▶ **Given problem**
Every record below should be written out exactly; pictures stay out.

— Begin Provided information —

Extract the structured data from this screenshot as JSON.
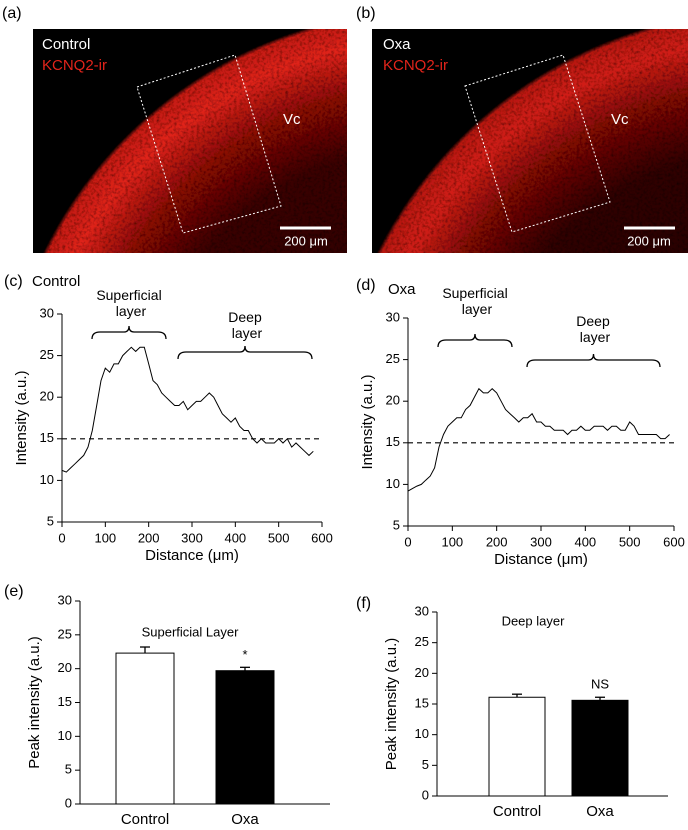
{
  "images": [
    {
      "panel_label": "(a)",
      "condition": "Control",
      "stain": "KCNQ2-ir",
      "region": "Vc",
      "scale_bar": "200 μm"
    },
    {
      "panel_label": "(b)",
      "condition": "Oxa",
      "stain": "KCNQ2-ir",
      "region": "Vc",
      "scale_bar": "200 μm"
    }
  ],
  "chart_data": [
    {
      "type": "line",
      "panel_label": "(c)",
      "title": "Control",
      "x_label": "Distance (μm)",
      "y_label": "Intensity (a.u.)",
      "xlim": [
        0,
        600
      ],
      "ylim": [
        5,
        30
      ],
      "xticks": [
        0,
        100,
        200,
        300,
        400,
        500,
        600
      ],
      "yticks": [
        5,
        10,
        15,
        20,
        25,
        30
      ],
      "reference_line": 15,
      "annotations": [
        "Superficial layer",
        "Deep layer"
      ],
      "x": [
        0,
        10,
        20,
        30,
        40,
        50,
        60,
        70,
        80,
        90,
        100,
        110,
        120,
        130,
        140,
        150,
        160,
        170,
        180,
        190,
        200,
        210,
        220,
        230,
        240,
        250,
        260,
        270,
        280,
        290,
        300,
        310,
        320,
        330,
        340,
        350,
        360,
        370,
        380,
        390,
        400,
        410,
        420,
        430,
        440,
        450,
        460,
        470,
        480,
        490,
        500,
        510,
        520,
        530,
        540,
        550,
        560,
        570,
        580
      ],
      "series": [
        {
          "color": "#000000",
          "values": [
            11.2,
            11,
            11.5,
            12,
            12.5,
            13,
            14,
            16,
            19,
            22,
            23.5,
            23,
            24,
            24,
            25,
            25.5,
            26,
            25.5,
            26,
            26,
            24,
            22,
            21.5,
            20.5,
            20,
            19.5,
            19,
            19,
            19.5,
            18.5,
            19,
            19.5,
            19.5,
            20,
            20.5,
            20,
            19,
            18,
            17.5,
            17,
            17.5,
            16.5,
            16,
            16,
            15,
            14.5,
            15,
            14.5,
            14.5,
            14.5,
            15,
            14.5,
            15,
            14,
            14.5,
            14,
            13.5,
            13,
            13.5
          ]
        }
      ]
    },
    {
      "type": "line",
      "panel_label": "(d)",
      "title": "Oxa",
      "x_label": "Distance (μm)",
      "y_label": "Intensity (a.u.)",
      "xlim": [
        0,
        600
      ],
      "ylim": [
        5,
        30
      ],
      "xticks": [
        0,
        100,
        200,
        300,
        400,
        500,
        600
      ],
      "yticks": [
        5,
        10,
        15,
        20,
        25,
        30
      ],
      "reference_line": 15,
      "annotations": [
        "Superficial layer",
        "Deep layer"
      ],
      "x": [
        0,
        10,
        20,
        30,
        40,
        50,
        60,
        70,
        80,
        90,
        100,
        110,
        120,
        130,
        140,
        150,
        160,
        170,
        180,
        190,
        200,
        210,
        220,
        230,
        240,
        250,
        260,
        270,
        280,
        290,
        300,
        310,
        320,
        330,
        340,
        350,
        360,
        370,
        380,
        390,
        400,
        410,
        420,
        430,
        440,
        450,
        460,
        470,
        480,
        490,
        500,
        510,
        520,
        530,
        540,
        550,
        560,
        570,
        580,
        590
      ],
      "series": [
        {
          "color": "#000000",
          "values": [
            9.2,
            9.5,
            9.8,
            10,
            10.5,
            11,
            12,
            14.5,
            16,
            17,
            17.5,
            18,
            18,
            19,
            19.5,
            20.5,
            21.5,
            21,
            21,
            21.5,
            21,
            20,
            19,
            18.5,
            18,
            17.5,
            18,
            18,
            18.5,
            17.5,
            17.5,
            17,
            17,
            16.5,
            16.5,
            16.5,
            16,
            16.5,
            16.5,
            17,
            16.5,
            16.5,
            17,
            17,
            17,
            16.5,
            17,
            17,
            16.5,
            16.5,
            17.5,
            17,
            16,
            16,
            16,
            16,
            16,
            15.5,
            15.5,
            16
          ]
        }
      ]
    },
    {
      "type": "bar",
      "panel_label": "(e)",
      "title": "Superficial Layer",
      "y_label": "Peak intensity (a.u.)",
      "categories": [
        "Control",
        "Oxa"
      ],
      "values": [
        22.3,
        19.7
      ],
      "errors": [
        0.9,
        0.5
      ],
      "colors": [
        "#ffffff",
        "#000000"
      ],
      "significance": [
        null,
        "*"
      ],
      "ylim": [
        0,
        30
      ],
      "yticks": [
        0,
        5,
        10,
        15,
        20,
        25,
        30
      ]
    },
    {
      "type": "bar",
      "panel_label": "(f)",
      "title": "Deep layer",
      "y_label": "Peak intensity (a.u.)",
      "categories": [
        "Control",
        "Oxa"
      ],
      "values": [
        16.1,
        15.6
      ],
      "errors": [
        0.5,
        0.5
      ],
      "colors": [
        "#ffffff",
        "#000000"
      ],
      "significance": [
        null,
        "NS"
      ],
      "ylim": [
        0,
        30
      ],
      "yticks": [
        0,
        5,
        10,
        15,
        20,
        25,
        30
      ]
    }
  ]
}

— End Provided information —

▶ **The completed task**
Extract the structured data from this screenshot as JSON.
{
  "images": [
    {
      "panel_label": "(a)",
      "condition": "Control",
      "stain": "KCNQ2-ir",
      "region": "Vc",
      "scale_bar": "200 μm"
    },
    {
      "panel_label": "(b)",
      "condition": "Oxa",
      "stain": "KCNQ2-ir",
      "region": "Vc",
      "scale_bar": "200 μm"
    }
  ],
  "chart_data": [
    {
      "type": "line",
      "panel_label": "(c)",
      "title": "Control",
      "x_label": "Distance (μm)",
      "y_label": "Intensity (a.u.)",
      "xlim": [
        0,
        600
      ],
      "ylim": [
        5,
        30
      ],
      "xticks": [
        0,
        100,
        200,
        300,
        400,
        500,
        600
      ],
      "yticks": [
        5,
        10,
        15,
        20,
        25,
        30
      ],
      "reference_line": 15,
      "annotations": [
        "Superficial layer",
        "Deep layer"
      ],
      "x": [
        0,
        10,
        20,
        30,
        40,
        50,
        60,
        70,
        80,
        90,
        100,
        110,
        120,
        130,
        140,
        150,
        160,
        170,
        180,
        190,
        200,
        210,
        220,
        230,
        240,
        250,
        260,
        270,
        280,
        290,
        300,
        310,
        320,
        330,
        340,
        350,
        360,
        370,
        380,
        390,
        400,
        410,
        420,
        430,
        440,
        450,
        460,
        470,
        480,
        490,
        500,
        510,
        520,
        530,
        540,
        550,
        560,
        570,
        580
      ],
      "series": [
        {
          "color": "#000000",
          "values": [
            11.2,
            11,
            11.5,
            12,
            12.5,
            13,
            14,
            16,
            19,
            22,
            23.5,
            23,
            24,
            24,
            25,
            25.5,
            26,
            25.5,
            26,
            26,
            24,
            22,
            21.5,
            20.5,
            20,
            19.5,
            19,
            19,
            19.5,
            18.5,
            19,
            19.5,
            19.5,
            20,
            20.5,
            20,
            19,
            18,
            17.5,
            17,
            17.5,
            16.5,
            16,
            16,
            15,
            14.5,
            15,
            14.5,
            14.5,
            14.5,
            15,
            14.5,
            15,
            14,
            14.5,
            14,
            13.5,
            13,
            13.5
          ]
        }
      ]
    },
    {
      "type": "line",
      "panel_label": "(d)",
      "title": "Oxa",
      "x_label": "Distance (μm)",
      "y_label": "Intensity (a.u.)",
      "xlim": [
        0,
        600
      ],
      "ylim": [
        5,
        30
      ],
      "xticks": [
        0,
        100,
        200,
        300,
        400,
        500,
        600
      ],
      "yticks": [
        5,
        10,
        15,
        20,
        25,
        30
      ],
      "reference_line": 15,
      "annotations": [
        "Superficial layer",
        "Deep layer"
      ],
      "x": [
        0,
        10,
        20,
        30,
        40,
        50,
        60,
        70,
        80,
        90,
        100,
        110,
        120,
        130,
        140,
        150,
        160,
        170,
        180,
        190,
        200,
        210,
        220,
        230,
        240,
        250,
        260,
        270,
        280,
        290,
        300,
        310,
        320,
        330,
        340,
        350,
        360,
        370,
        380,
        390,
        400,
        410,
        420,
        430,
        440,
        450,
        460,
        470,
        480,
        490,
        500,
        510,
        520,
        530,
        540,
        550,
        560,
        570,
        580,
        590
      ],
      "series": [
        {
          "color": "#000000",
          "values": [
            9.2,
            9.5,
            9.8,
            10,
            10.5,
            11,
            12,
            14.5,
            16,
            17,
            17.5,
            18,
            18,
            19,
            19.5,
            20.5,
            21.5,
            21,
            21,
            21.5,
            21,
            20,
            19,
            18.5,
            18,
            17.5,
            18,
            18,
            18.5,
            17.5,
            17.5,
            17,
            17,
            16.5,
            16.5,
            16.5,
            16,
            16.5,
            16.5,
            17,
            16.5,
            16.5,
            17,
            17,
            17,
            16.5,
            17,
            17,
            16.5,
            16.5,
            17.5,
            17,
            16,
            16,
            16,
            16,
            16,
            15.5,
            15.5,
            16
          ]
        }
      ]
    },
    {
      "type": "bar",
      "panel_label": "(e)",
      "title": "Superficial Layer",
      "y_label": "Peak intensity (a.u.)",
      "categories": [
        "Control",
        "Oxa"
      ],
      "values": [
        22.3,
        19.7
      ],
      "errors": [
        0.9,
        0.5
      ],
      "colors": [
        "#ffffff",
        "#000000"
      ],
      "significance": [
        null,
        "*"
      ],
      "ylim": [
        0,
        30
      ],
      "yticks": [
        0,
        5,
        10,
        15,
        20,
        25,
        30
      ]
    },
    {
      "type": "bar",
      "panel_label": "(f)",
      "title": "Deep layer",
      "y_label": "Peak intensity (a.u.)",
      "categories": [
        "Control",
        "Oxa"
      ],
      "values": [
        16.1,
        15.6
      ],
      "errors": [
        0.5,
        0.5
      ],
      "colors": [
        "#ffffff",
        "#000000"
      ],
      "significance": [
        null,
        "NS"
      ],
      "ylim": [
        0,
        30
      ],
      "yticks": [
        0,
        5,
        10,
        15,
        20,
        25,
        30
      ]
    }
  ]
}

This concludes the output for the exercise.